# Material provided:
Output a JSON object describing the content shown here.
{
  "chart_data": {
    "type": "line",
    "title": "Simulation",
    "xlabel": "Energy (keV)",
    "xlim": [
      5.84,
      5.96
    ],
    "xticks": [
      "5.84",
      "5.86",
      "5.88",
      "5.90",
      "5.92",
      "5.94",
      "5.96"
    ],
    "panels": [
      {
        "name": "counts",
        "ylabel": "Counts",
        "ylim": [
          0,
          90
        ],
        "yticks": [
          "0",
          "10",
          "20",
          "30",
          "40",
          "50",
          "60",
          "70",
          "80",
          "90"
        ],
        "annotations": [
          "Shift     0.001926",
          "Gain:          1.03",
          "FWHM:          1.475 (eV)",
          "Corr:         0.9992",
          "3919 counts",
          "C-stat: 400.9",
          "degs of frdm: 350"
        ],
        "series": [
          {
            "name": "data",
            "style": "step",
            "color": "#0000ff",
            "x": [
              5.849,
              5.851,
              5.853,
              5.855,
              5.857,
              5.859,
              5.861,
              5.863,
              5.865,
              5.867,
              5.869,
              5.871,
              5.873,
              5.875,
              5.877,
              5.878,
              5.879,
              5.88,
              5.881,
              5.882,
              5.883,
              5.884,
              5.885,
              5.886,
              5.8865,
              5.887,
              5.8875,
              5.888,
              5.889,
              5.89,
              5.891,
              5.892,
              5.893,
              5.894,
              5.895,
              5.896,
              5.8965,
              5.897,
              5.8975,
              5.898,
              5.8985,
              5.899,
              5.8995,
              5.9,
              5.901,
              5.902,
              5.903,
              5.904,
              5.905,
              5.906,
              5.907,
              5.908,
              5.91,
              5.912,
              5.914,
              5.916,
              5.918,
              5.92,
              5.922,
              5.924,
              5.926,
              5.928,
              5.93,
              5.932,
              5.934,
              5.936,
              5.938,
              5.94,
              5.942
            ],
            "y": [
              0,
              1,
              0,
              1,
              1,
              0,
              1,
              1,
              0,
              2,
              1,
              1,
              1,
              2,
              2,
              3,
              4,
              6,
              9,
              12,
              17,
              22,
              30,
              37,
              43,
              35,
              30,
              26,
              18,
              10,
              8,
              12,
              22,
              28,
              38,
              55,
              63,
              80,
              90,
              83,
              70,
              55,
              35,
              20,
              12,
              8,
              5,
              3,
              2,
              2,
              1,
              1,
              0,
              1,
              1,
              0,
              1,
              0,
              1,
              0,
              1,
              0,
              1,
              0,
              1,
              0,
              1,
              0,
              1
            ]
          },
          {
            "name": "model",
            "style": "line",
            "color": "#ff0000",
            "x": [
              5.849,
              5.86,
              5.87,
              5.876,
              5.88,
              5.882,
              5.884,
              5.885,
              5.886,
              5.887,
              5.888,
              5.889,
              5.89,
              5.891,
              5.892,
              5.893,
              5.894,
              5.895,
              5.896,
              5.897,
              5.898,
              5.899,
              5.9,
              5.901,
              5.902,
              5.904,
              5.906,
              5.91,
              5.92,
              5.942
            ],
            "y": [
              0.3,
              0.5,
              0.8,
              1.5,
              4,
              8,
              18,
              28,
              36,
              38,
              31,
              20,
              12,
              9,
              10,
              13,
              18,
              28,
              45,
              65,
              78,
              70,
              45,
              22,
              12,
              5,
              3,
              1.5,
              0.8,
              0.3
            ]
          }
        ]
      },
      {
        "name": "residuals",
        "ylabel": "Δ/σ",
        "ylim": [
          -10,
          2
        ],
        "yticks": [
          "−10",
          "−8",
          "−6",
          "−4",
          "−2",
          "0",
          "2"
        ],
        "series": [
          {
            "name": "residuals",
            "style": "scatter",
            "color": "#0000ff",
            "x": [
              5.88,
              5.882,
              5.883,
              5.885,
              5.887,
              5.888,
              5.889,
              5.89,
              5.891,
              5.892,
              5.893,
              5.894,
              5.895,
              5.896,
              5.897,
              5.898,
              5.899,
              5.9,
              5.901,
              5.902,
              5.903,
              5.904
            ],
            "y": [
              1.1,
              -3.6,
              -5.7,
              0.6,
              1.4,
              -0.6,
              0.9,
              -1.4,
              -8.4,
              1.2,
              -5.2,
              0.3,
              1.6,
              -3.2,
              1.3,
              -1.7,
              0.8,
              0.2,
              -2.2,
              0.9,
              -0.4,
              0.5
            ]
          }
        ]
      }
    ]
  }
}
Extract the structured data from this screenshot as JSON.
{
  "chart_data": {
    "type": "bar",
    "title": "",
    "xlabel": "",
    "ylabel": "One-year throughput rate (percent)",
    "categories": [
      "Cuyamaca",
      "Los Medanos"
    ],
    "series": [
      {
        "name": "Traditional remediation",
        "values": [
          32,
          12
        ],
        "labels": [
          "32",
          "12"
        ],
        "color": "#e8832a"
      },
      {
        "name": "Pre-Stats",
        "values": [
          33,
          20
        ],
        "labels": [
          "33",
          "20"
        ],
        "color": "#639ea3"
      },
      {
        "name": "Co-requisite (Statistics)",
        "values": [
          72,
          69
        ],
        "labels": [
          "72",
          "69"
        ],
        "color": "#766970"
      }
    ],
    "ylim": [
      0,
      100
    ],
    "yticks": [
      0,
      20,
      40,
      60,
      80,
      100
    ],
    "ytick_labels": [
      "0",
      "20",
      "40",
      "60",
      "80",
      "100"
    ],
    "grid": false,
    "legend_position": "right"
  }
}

# Exercise goal:
Check each line in the listing above for the string "color", then report how many lines contain it, with no other text.

# Result below:
6